=== Supplied material ===
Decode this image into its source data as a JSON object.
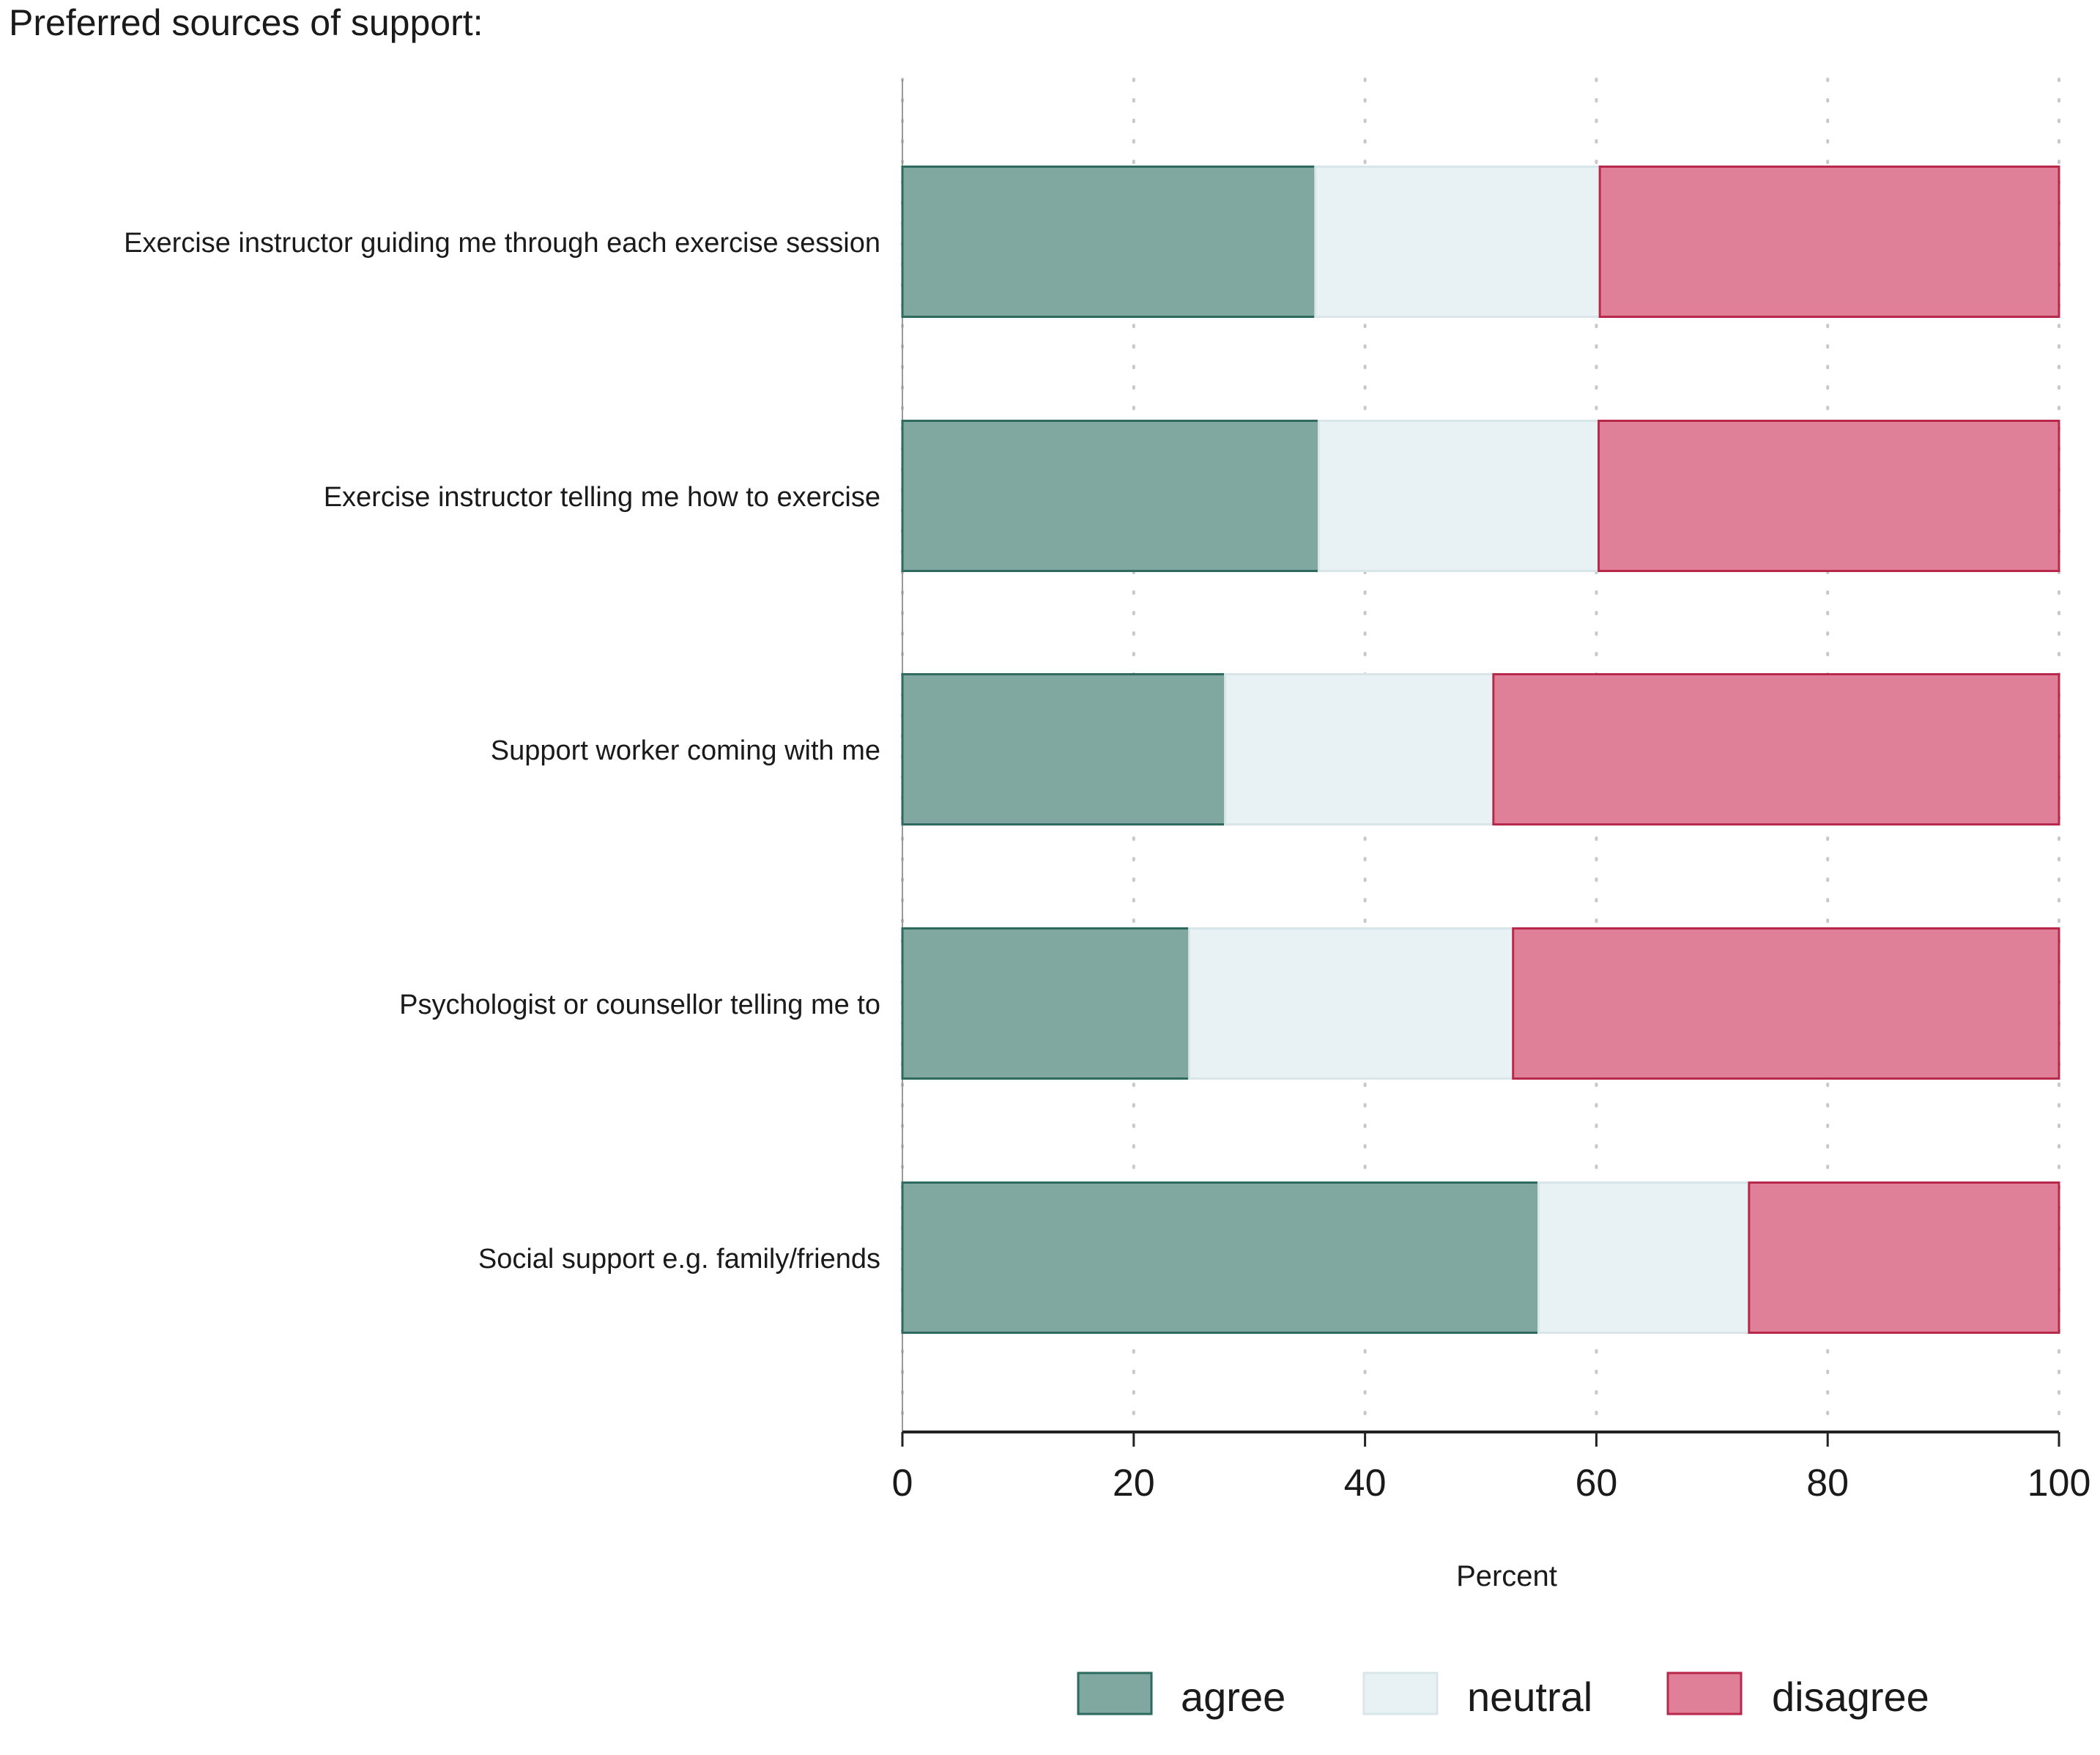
{
  "chart_data": {
    "type": "bar",
    "orientation": "horizontal",
    "stacked": true,
    "title": "Preferred sources of support:",
    "xlabel": "Percent",
    "ylabel": "",
    "xlim": [
      0,
      100
    ],
    "xticks": [
      0,
      20,
      40,
      60,
      80,
      100
    ],
    "grid": true,
    "legend_position": "bottom",
    "categories": [
      "Exercise instructor guiding me through each exercise session",
      "Exercise instructor telling me how to  exercise",
      "Support worker coming with me",
      "Psychologist or counsellor telling me to",
      "Social support e.g. family/friends"
    ],
    "series": [
      {
        "name": "agree",
        "color": "#80a8a0",
        "stroke": "#2e6a5f",
        "values": [
          35.7,
          36.0,
          27.9,
          24.8,
          55.0
        ]
      },
      {
        "name": "neutral",
        "color": "#e8f1f3",
        "stroke": "#d8e6ea",
        "values": [
          24.6,
          24.2,
          23.2,
          28.0,
          18.2
        ]
      },
      {
        "name": "disagree",
        "color": "#e08098",
        "stroke": "#b8284a",
        "values": [
          39.7,
          39.8,
          48.9,
          47.2,
          26.8
        ]
      }
    ]
  }
}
===
Say how many lines in the entries contain the string "Exercise", and say nothing else.

▸ **The completed task**
2